#### Exercise objective:
Return all of the entries exactly, with nothing added or left out.

#### Source data:
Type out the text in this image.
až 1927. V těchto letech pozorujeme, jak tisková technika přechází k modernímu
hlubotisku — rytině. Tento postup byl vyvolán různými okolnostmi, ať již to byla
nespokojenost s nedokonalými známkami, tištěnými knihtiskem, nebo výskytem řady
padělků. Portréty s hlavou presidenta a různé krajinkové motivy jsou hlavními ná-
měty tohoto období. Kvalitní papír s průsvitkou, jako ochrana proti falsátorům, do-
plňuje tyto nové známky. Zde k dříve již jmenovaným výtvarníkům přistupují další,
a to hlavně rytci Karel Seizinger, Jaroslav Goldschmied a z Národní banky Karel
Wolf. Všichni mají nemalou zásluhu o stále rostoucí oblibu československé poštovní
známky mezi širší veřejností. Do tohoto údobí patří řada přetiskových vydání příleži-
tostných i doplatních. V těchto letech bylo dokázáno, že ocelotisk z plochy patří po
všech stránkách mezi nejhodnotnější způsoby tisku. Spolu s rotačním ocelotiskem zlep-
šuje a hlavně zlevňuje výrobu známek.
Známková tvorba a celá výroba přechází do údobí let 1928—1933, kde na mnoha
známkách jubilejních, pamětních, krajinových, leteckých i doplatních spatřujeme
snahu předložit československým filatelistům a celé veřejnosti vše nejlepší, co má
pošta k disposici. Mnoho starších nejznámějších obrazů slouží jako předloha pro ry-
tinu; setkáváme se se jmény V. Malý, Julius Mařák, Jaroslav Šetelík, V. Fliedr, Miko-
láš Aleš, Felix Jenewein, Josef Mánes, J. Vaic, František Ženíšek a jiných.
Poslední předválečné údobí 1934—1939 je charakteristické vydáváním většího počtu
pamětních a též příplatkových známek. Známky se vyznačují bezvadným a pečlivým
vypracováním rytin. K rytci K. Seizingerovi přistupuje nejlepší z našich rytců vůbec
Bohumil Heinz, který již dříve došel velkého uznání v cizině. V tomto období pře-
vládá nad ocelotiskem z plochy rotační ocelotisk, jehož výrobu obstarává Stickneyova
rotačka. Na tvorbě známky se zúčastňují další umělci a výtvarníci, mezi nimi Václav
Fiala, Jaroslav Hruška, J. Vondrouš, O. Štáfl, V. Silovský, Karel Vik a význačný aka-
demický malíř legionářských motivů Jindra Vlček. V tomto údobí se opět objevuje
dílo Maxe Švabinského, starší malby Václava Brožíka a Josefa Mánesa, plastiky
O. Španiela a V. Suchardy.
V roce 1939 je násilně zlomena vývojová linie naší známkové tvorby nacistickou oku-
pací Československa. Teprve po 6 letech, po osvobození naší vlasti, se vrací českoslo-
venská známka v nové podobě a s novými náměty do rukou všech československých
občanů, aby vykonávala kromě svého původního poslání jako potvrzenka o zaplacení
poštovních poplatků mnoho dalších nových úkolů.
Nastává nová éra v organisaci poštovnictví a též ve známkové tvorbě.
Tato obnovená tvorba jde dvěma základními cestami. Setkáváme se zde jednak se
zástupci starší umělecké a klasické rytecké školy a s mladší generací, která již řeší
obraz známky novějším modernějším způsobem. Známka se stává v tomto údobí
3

#### Complete output:
Type out the text in this image.
až 1927. V těchto letech pozorujeme, jak tisková technika přechází k modernímu
hlubotisku — rytině. Tento postup byl vyvolán různými okolnostmi, ať již to byla
nespokojenost s nedokonalými známkami, tištěnými knihtiskem, nebo výskytem řady
padělků. Portréty s hlavou presidenta a různé krajinkové motivy jsou hlavními ná-
měty tohoto období. Kvalitní papír s průsvitkou, jako ochrana proti falsátorům, do-
plňuje tyto nové známky. Zde k dříve již jmenovaným výtvarníkům přistupují další,
a to hlavně rytci Karel Seizinger, Jaroslav Goldschmied a z Národní banky Karel
Wolf. Všichni mají nemalou zásluhu o stále rostoucí oblibu československé poštovní
známky mezi širší veřejností. Do tohoto údobí patří řada přetiskových vydání příleži-
tostných i doplatních. V těchto letech bylo dokázáno, že ocelotisk z plochy patří po
všech stránkách mezi nejhodnotnější způsoby tisku. Spolu s rotačním ocelotiskem zlep-
šuje a hlavně zlevňuje výrobu známek.
Známková tvorba a celá výroba přechází do údobí let 1928—1933, kde na mnoha
známkách jubilejních, pamětních, krajinových, leteckých i doplatních spatřujeme
snahu předložit československým filatelistům a celé veřejnosti vše nejlepší, co má
pošta k disposici. Mnoho starších nejznámějších obrazů slouží jako předloha pro ry-
tinu; setkáváme se se jmény V. Malý, Julius Mařák, Jaroslav Šetelík, V. Fliedr, Miko-
láš Aleš, Felix Jenewein, Josef Mánes, J. Vaic, František Ženíšek a jiných.
Poslední předválečné údobí 1934—1939 je charakteristické vydáváním většího počtu
pamětních a též příplatkových známek. Známky se vyznačují bezvadným a pečlivým
vypracováním rytin. K rytci K. Seizingerovi přistupuje nejlepší z našich rytců vůbec
Bohumil Heinz, který již dříve došel velkého uznání v cizině. V tomto období pře-
vládá nad ocelotiskem z plochy rotační ocelotisk, jehož výrobu obstarává Stickneyova
rotačka. Na tvorbě známky se zúčastňují další umělci a výtvarníci, mezi nimi Václav
Fiala, Jaroslav Hruška, J. Vondrouš, O. Štáfl, V. Silovský, Karel Vik a význačný aka-
demický malíř legionářských motivů Jindra Vlček. V tomto údobí se opět objevuje
dílo Maxe Švabinského, starší malby Václava Brožíka a Josefa Mánesa, plastiky
O. Španiela a V. Suchardy.
V roce 1939 je násilně zlomena vývojová linie naší známkové tvorby nacistickou oku-
pací Československa. Teprve po 6 letech, po osvobození naší vlasti, se vrací českoslo-
venská známka v nové podobě a s novými náměty do rukou všech československých
občanů, aby vykonávala kromě svého původního poslání jako potvrzenka o zaplacení
poštovních poplatků mnoho dalších nových úkolů.
Nastává nová éra v organisaci poštovnictví a též ve známkové tvorbě.
Tato obnovená tvorba jde dvěma základními cestami. Setkáváme se zde jednak se
zástupci starší umělecké a klasické rytecké školy a s mladší generací, která již řeší
obraz známky novějším modernějším způsobem. Známka se stává v tomto údobí
3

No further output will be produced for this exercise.